-- start --
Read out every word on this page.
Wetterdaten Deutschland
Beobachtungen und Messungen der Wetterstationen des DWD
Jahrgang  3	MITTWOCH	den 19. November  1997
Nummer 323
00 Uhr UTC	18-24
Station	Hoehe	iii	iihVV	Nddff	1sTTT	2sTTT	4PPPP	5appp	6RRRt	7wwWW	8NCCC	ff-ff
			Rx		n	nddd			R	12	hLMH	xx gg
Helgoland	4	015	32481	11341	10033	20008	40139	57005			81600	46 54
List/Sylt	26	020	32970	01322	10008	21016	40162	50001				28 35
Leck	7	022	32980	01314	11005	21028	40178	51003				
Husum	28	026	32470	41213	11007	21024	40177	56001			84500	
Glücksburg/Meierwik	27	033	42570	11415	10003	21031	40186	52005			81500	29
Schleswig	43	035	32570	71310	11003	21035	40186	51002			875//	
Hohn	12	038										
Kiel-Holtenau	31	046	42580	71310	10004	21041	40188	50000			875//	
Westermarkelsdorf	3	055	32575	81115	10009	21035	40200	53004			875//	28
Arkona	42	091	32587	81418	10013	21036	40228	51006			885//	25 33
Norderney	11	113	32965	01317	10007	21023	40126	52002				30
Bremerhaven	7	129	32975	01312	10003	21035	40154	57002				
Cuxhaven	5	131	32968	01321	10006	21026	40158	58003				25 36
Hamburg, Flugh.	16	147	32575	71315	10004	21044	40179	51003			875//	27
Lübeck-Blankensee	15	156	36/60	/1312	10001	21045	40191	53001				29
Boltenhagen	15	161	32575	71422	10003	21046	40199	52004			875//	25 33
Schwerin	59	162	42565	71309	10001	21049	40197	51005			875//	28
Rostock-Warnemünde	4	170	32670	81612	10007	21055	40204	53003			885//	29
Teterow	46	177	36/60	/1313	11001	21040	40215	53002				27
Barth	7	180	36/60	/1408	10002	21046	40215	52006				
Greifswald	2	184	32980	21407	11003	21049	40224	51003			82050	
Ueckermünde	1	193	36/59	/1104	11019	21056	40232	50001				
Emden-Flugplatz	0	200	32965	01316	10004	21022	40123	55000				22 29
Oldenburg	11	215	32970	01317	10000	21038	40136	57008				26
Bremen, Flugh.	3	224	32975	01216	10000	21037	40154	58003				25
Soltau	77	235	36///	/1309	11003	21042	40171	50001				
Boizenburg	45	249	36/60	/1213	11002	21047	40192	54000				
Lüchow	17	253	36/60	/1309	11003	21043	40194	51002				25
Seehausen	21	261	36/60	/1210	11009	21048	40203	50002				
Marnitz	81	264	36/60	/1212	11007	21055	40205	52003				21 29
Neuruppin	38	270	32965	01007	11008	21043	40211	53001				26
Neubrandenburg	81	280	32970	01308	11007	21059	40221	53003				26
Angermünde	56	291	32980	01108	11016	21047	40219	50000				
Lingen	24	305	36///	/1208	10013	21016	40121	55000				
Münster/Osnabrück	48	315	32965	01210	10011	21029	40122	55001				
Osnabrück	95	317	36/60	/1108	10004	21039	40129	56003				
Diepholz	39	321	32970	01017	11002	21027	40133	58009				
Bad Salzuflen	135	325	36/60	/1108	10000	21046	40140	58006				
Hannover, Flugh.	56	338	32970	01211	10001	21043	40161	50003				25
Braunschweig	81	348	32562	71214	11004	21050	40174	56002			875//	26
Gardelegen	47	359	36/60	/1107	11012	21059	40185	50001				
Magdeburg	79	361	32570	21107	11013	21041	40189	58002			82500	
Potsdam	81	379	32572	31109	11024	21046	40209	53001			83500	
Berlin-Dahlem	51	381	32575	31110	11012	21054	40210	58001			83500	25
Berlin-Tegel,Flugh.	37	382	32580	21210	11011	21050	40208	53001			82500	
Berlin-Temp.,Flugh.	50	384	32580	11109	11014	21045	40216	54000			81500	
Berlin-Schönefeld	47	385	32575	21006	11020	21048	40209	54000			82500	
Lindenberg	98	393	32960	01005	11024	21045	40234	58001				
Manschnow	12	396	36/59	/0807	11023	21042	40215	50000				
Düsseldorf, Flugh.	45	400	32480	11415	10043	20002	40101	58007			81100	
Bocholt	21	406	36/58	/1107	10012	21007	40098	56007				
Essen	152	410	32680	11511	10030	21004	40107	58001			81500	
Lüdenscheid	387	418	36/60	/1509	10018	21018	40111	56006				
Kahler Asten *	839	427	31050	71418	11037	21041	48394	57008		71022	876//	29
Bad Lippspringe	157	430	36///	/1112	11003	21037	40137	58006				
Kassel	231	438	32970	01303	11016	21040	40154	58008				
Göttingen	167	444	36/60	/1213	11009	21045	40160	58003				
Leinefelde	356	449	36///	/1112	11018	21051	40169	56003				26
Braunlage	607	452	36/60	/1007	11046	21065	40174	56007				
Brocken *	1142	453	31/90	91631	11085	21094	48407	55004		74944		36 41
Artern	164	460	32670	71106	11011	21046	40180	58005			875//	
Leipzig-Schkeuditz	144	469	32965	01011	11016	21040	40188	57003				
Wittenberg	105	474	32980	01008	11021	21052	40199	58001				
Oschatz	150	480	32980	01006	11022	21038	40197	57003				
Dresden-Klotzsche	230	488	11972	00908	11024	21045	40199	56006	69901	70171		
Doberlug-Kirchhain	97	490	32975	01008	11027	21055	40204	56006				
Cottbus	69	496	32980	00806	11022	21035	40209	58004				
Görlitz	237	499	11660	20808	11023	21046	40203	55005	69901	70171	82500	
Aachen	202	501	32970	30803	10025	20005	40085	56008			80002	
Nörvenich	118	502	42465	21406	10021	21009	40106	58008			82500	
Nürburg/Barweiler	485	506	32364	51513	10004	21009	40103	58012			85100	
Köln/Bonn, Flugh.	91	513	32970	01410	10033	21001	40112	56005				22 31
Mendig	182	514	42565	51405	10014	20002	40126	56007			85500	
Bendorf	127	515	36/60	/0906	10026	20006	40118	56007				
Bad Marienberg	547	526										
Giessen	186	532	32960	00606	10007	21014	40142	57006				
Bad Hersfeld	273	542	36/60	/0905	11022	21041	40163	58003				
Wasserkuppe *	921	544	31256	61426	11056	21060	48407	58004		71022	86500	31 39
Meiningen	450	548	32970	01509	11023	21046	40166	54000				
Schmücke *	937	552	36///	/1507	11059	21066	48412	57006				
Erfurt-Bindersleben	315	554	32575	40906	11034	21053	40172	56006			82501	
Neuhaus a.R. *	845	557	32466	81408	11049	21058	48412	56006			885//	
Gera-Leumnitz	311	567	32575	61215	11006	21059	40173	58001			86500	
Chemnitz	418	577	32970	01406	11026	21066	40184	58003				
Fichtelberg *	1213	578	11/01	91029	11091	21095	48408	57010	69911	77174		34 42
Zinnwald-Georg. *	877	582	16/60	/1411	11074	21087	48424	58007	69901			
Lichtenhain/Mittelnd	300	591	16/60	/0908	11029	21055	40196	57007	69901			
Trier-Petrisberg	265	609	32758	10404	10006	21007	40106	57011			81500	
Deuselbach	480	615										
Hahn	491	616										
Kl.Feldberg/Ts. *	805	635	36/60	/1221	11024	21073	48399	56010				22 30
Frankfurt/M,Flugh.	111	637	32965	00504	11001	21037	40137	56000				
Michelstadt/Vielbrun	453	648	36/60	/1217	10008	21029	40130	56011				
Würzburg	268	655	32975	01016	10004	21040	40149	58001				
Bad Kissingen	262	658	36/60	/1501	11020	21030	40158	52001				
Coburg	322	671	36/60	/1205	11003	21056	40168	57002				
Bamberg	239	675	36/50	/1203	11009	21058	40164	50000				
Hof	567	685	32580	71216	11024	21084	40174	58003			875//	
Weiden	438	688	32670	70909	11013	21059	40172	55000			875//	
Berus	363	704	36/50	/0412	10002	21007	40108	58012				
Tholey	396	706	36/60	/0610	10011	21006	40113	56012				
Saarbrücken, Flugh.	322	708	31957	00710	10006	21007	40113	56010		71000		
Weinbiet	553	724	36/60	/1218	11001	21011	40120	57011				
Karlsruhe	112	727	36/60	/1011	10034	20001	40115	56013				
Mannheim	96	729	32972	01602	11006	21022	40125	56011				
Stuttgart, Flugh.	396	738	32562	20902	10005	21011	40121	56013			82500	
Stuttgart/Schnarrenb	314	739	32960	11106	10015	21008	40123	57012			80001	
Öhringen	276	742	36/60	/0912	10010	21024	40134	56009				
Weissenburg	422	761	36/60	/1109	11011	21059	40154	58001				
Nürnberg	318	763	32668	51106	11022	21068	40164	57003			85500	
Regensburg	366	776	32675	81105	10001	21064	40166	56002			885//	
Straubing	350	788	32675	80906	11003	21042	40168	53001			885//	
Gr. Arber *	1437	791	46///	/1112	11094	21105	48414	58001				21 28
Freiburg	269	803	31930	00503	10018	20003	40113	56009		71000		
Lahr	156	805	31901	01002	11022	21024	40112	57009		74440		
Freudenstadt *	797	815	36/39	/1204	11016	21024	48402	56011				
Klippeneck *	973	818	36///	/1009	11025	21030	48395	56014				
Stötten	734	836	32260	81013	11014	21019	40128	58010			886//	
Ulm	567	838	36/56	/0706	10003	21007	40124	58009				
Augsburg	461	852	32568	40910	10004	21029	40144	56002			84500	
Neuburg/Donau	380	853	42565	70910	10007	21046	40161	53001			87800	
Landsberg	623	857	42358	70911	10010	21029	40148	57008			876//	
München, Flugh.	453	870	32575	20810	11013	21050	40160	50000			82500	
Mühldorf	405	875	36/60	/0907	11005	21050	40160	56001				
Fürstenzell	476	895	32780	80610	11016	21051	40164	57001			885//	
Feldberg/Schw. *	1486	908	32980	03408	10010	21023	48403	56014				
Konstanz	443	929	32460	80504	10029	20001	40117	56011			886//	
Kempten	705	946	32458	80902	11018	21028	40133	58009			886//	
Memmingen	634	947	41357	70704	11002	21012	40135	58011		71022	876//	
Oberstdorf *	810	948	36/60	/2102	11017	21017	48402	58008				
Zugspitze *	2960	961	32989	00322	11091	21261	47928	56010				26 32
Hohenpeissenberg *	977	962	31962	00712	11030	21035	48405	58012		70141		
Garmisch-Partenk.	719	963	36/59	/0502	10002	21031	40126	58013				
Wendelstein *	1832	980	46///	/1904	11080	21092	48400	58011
-- end --
## Given exercise
Where a line of the records above holds the word "Osnabrück", copy that line.

## Correct response
Münster/Osnabrück	48	315	32965	01210	10011	21029	40122	55001				
Osnabrück	95	317	36/60	/1108	10004	21039	40129	56003				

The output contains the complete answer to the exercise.